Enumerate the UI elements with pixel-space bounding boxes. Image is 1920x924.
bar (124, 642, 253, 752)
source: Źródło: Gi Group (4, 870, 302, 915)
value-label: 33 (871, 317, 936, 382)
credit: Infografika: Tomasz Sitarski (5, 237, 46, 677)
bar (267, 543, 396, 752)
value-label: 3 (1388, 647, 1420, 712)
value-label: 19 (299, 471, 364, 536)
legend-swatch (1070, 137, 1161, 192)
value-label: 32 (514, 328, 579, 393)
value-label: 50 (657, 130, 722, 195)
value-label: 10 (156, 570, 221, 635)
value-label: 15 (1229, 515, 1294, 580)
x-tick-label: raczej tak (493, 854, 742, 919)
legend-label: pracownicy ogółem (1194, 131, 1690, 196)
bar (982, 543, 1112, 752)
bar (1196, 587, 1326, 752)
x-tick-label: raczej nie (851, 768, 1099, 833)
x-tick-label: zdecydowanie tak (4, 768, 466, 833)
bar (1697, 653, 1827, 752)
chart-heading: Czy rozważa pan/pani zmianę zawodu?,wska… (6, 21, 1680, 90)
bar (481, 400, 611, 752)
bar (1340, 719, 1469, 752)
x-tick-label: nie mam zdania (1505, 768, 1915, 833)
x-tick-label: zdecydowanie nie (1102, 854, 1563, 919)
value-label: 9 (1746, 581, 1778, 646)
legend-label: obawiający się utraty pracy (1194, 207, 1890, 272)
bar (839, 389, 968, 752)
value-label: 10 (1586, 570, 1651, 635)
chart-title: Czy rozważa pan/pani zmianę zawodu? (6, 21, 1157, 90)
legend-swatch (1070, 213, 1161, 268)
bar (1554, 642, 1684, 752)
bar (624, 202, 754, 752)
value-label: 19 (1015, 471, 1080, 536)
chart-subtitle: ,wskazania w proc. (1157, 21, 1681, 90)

▬▬▬▬▬▬▬▬▬▬

Required work ->
Put every line of the records into a JSON list of strings, one string per line, leaving out any blank lines.

Reply ->
[
  "Enumerate the UI elements with pixel-space bounding boxes. Image is 1920x924.",
  "bar (124, 642, 253, 752)",
  "source: Źródło: Gi Group (4, 870, 302, 915)",
  "value-label: 33 (871, 317, 936, 382)",
  "credit: Infografika: Tomasz Sitarski (5, 237, 46, 677)",
  "bar (267, 543, 396, 752)",
  "value-label: 3 (1388, 647, 1420, 712)",
  "value-label: 19 (299, 471, 364, 536)",
  "legend-swatch (1070, 137, 1161, 192)",
  "value-label: 32 (514, 328, 579, 393)",
  "value-label: 50 (657, 130, 722, 195)",
  "value-label: 10 (156, 570, 221, 635)",
  "value-label: 15 (1229, 515, 1294, 580)",
  "x-tick-label: raczej tak (493, 854, 742, 919)",
  "legend-label: pracownicy ogółem (1194, 131, 1690, 196)",
  "bar (982, 543, 1112, 752)",
  "bar (1196, 587, 1326, 752)",
  "x-tick-label: raczej nie (851, 768, 1099, 833)",
  "x-tick-label: zdecydowanie tak (4, 768, 466, 833)",
  "bar (1697, 653, 1827, 752)",
  "chart-heading: Czy rozważa pan/pani zmianę zawodu?,wska… (6, 21, 1680, 90)",
  "bar (481, 400, 611, 752)",
  "bar (1340, 719, 1469, 752)",
  "x-tick-label: nie mam zdania (1505, 768, 1915, 833)",
  "x-tick-label: zdecydowanie nie (1102, 854, 1563, 919)",
  "value-label: 9 (1746, 581, 1778, 646)",
  "legend-label: obawiający się utraty pracy (1194, 207, 1890, 272)",
  "bar (839, 389, 968, 752)",
  "value-label: 10 (1586, 570, 1651, 635)",
  "chart-title: Czy rozważa pan/pani zmianę zawodu? (6, 21, 1157, 90)",
  "legend-swatch (1070, 213, 1161, 268)",
  "bar (1554, 642, 1684, 752)",
  "bar (624, 202, 754, 752)",
  "value-label: 19 (1015, 471, 1080, 536)",
  "chart-subtitle: ,wskazania w proc. (1157, 21, 1681, 90)"
]